(Extracted data entries)
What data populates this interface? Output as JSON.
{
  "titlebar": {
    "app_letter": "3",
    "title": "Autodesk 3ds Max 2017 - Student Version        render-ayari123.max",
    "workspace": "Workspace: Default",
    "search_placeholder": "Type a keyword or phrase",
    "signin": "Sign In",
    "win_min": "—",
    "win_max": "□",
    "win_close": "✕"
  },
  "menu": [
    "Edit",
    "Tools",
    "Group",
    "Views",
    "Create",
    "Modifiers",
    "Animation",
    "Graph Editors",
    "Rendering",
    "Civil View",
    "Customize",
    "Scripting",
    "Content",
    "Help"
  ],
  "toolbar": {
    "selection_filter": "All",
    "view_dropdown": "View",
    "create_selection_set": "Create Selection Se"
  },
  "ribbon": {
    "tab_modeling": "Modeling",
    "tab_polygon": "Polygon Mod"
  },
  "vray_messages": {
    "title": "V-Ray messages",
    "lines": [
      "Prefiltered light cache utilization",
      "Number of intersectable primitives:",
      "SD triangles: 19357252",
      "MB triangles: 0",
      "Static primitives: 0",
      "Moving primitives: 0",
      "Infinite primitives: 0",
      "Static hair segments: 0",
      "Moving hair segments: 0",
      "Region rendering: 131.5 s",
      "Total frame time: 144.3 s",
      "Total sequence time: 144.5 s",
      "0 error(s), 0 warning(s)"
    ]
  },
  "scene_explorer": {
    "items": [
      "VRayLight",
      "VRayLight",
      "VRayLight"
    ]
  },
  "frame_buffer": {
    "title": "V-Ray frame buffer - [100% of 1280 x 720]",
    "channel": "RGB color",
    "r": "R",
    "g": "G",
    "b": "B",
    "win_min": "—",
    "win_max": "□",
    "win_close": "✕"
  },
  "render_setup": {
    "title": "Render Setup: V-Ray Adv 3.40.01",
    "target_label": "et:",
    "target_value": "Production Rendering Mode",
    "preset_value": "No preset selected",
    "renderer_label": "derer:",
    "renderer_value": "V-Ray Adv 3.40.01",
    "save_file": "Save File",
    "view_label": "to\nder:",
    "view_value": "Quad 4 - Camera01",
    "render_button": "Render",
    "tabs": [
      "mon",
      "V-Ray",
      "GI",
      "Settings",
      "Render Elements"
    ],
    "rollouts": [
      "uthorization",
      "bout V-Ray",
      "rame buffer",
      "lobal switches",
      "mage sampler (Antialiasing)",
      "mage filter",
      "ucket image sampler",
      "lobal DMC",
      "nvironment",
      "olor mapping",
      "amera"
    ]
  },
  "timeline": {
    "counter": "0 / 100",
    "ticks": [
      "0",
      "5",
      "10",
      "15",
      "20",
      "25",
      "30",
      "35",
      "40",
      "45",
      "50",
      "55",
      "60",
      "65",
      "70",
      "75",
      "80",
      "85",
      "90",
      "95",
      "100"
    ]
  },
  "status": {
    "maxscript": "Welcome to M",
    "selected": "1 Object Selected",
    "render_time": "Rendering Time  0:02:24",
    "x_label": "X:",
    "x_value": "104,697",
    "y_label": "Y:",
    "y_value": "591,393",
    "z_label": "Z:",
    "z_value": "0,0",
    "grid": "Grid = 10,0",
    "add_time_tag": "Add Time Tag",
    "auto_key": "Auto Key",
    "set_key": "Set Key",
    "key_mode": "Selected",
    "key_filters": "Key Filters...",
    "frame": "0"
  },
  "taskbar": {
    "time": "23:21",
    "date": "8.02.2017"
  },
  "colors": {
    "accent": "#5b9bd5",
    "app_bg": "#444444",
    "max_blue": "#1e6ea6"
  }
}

■ **Challenge**:
Find the word "triangles" in the records and pull out each line that has it.

■ **Output for this exercise**:
      "SD triangles: 19357252",
      "MB triangles: 0",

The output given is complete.